● **RECORDS PROVIDED**:
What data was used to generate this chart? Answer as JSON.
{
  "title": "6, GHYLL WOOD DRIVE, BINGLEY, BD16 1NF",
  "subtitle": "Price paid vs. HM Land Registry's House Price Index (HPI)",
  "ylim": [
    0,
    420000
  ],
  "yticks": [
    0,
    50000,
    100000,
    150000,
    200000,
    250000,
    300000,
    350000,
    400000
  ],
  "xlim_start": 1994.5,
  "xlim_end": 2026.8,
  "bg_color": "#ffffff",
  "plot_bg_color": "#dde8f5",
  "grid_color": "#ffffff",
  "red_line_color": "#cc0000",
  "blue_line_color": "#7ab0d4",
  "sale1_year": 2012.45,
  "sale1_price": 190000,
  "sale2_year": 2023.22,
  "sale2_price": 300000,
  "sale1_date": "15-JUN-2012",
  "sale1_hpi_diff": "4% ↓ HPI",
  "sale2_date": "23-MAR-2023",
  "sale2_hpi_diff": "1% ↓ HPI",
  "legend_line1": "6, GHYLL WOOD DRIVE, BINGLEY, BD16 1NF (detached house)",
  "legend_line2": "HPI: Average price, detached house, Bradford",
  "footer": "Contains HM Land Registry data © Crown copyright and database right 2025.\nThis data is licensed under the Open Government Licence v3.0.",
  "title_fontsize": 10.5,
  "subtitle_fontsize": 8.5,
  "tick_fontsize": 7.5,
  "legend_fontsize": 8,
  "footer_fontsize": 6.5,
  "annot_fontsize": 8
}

● **TASK**: Scan the material above. Extract every line in which the word "data" occurs.

● **OUTPUT**:
What data was used to generate this chart? Answer as JSON.
  "footer": "Contains HM Land Registry data © Crown copyright and database right 2025.\nThis data is licensed under the Open Government Licence v3.0.",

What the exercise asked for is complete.